--- START OF Information provided ---

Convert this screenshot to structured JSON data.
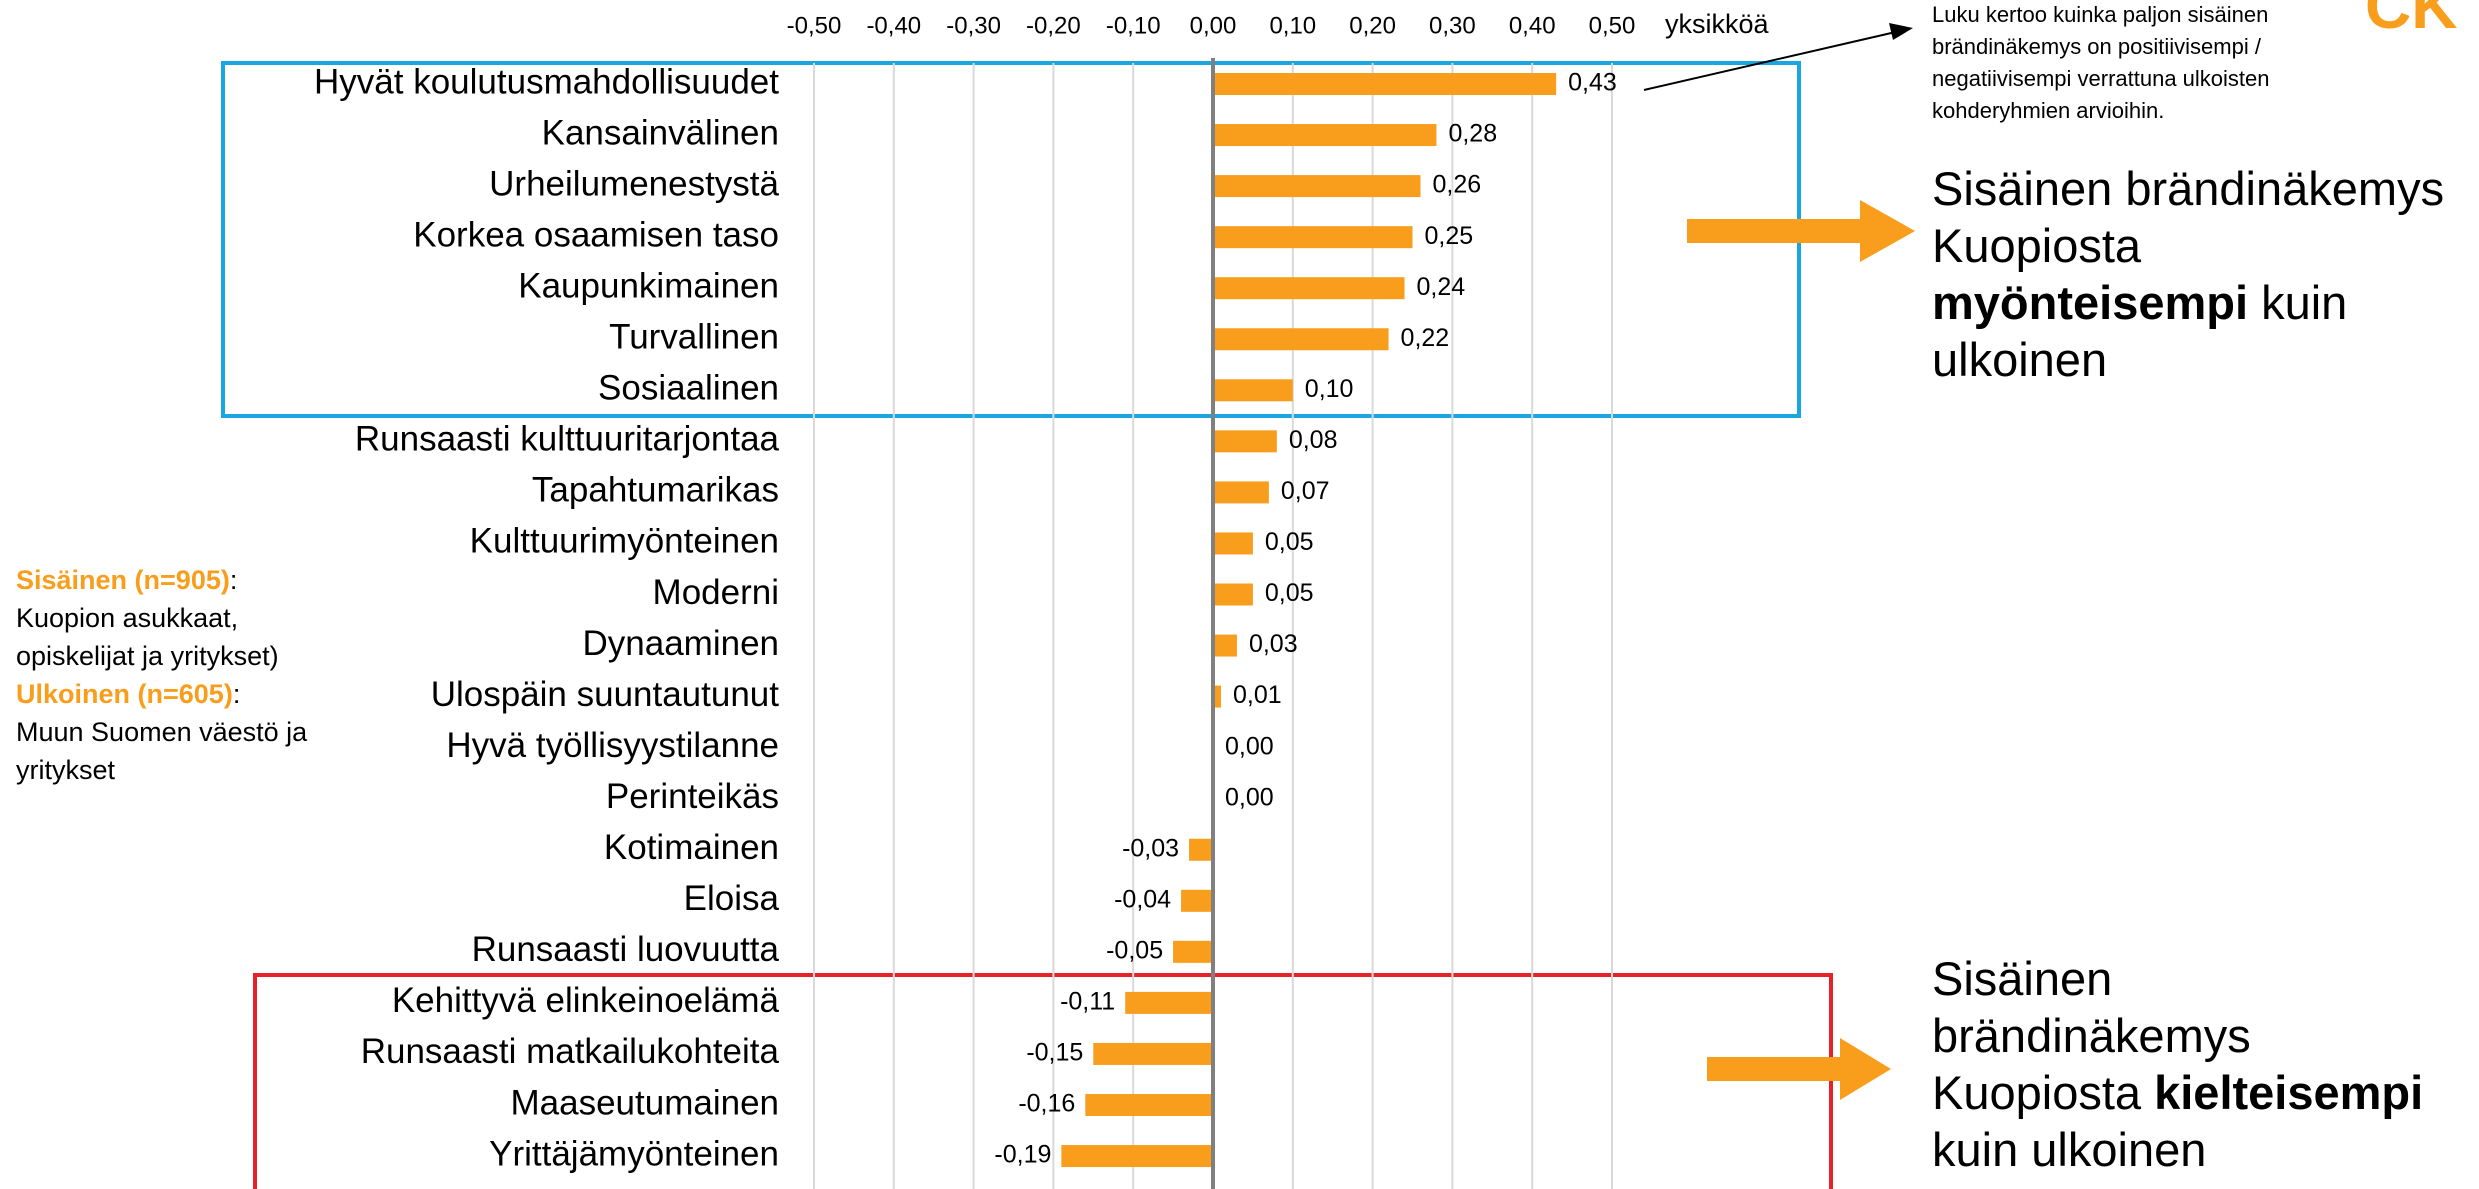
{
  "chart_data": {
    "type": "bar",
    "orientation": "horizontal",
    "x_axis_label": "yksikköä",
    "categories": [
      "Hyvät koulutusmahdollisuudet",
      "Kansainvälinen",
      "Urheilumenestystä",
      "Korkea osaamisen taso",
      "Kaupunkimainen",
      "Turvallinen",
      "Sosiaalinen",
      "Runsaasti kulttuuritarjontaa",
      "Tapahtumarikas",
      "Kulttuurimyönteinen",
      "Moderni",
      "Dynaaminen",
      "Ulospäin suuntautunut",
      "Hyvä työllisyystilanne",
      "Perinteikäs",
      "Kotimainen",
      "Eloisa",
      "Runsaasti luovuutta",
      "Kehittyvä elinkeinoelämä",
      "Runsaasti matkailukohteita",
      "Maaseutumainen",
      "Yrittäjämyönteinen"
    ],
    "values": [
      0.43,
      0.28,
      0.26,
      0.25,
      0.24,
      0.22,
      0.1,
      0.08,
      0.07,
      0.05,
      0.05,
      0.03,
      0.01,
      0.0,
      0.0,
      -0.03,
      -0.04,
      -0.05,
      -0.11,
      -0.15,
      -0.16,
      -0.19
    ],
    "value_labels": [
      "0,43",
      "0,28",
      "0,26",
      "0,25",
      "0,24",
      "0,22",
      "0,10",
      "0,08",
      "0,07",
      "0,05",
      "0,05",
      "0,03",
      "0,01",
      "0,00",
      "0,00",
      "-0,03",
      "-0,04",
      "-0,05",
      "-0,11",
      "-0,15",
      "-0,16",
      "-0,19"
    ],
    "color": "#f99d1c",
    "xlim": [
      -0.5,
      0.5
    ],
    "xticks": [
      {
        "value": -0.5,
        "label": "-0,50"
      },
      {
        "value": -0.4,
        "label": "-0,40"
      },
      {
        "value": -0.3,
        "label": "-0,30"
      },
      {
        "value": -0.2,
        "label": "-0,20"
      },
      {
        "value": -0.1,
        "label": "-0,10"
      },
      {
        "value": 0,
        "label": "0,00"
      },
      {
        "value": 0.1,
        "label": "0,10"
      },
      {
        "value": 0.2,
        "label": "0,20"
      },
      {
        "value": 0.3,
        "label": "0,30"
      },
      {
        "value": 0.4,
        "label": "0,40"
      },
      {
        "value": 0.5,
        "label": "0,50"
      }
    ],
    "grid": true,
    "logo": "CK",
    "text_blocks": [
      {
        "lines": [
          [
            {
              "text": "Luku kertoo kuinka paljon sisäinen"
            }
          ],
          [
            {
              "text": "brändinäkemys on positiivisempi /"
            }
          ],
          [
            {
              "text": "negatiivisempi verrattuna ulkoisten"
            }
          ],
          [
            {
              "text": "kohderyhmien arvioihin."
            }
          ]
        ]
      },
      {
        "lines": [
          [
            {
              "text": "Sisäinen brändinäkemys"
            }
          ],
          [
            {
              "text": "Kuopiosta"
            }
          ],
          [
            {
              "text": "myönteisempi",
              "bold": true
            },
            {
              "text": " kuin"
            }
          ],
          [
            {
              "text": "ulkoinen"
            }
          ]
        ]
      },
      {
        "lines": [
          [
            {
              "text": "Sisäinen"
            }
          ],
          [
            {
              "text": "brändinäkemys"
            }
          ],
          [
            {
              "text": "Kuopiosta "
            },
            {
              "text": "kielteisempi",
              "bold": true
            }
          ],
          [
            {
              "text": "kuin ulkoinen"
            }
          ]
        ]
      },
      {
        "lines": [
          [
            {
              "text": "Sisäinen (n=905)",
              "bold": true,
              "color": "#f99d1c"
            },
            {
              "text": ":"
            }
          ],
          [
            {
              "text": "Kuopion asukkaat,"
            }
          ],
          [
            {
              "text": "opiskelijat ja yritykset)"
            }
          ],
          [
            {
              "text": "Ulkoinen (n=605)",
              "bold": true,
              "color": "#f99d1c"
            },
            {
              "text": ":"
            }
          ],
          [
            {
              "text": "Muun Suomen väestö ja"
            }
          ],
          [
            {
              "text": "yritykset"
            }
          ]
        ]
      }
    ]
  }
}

--- END OF Information provided ---
--- START OF Information provided ---

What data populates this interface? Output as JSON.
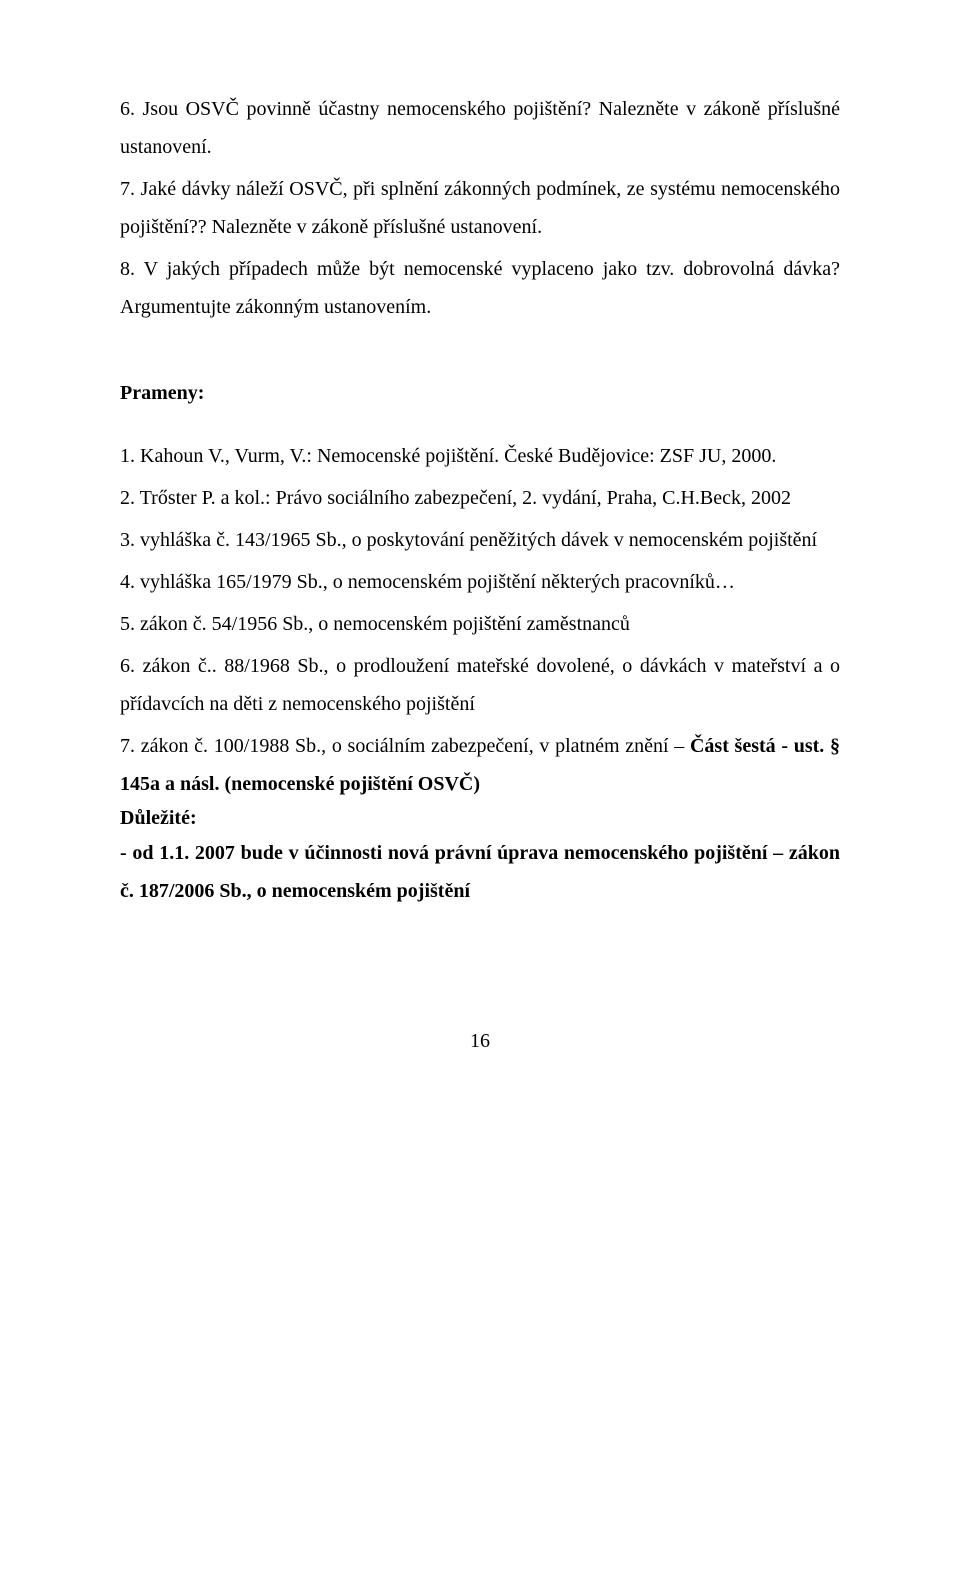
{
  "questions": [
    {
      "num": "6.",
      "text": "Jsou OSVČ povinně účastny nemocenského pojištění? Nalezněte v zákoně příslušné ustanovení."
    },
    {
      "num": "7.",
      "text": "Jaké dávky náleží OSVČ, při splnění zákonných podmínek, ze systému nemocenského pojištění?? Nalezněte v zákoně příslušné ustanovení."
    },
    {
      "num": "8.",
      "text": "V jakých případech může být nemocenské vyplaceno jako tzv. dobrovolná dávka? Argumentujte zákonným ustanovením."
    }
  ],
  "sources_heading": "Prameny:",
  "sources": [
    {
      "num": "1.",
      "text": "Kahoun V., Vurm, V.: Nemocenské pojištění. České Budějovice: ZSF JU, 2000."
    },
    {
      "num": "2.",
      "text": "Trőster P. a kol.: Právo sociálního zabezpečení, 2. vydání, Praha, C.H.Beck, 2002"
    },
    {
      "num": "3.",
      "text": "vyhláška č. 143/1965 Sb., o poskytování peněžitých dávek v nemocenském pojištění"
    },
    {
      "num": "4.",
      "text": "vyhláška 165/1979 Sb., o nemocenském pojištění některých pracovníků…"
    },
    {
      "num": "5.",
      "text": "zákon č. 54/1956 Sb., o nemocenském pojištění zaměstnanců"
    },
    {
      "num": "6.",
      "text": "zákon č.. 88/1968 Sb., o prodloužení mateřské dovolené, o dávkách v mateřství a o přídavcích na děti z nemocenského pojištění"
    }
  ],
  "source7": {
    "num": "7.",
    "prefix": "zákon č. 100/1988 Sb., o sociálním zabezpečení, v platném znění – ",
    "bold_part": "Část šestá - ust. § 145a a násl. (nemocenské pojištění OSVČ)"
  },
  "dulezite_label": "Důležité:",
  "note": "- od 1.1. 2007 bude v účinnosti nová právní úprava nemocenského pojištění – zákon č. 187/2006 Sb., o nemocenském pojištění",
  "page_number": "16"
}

--- END OF Information provided ---

Task prompt:
Which lines include "příslušné"? Copy each of them out.

Answer to this problem:
      "text": "Jsou OSVČ povinně účastny nemocenského pojištění? Nalezněte v zákoně příslušné ustanovení."
      "text": "Jaké dávky náleží OSVČ, při splnění zákonných podmínek, ze systému nemocenského pojištění?? Nalezněte v zákoně příslušné ustanovení."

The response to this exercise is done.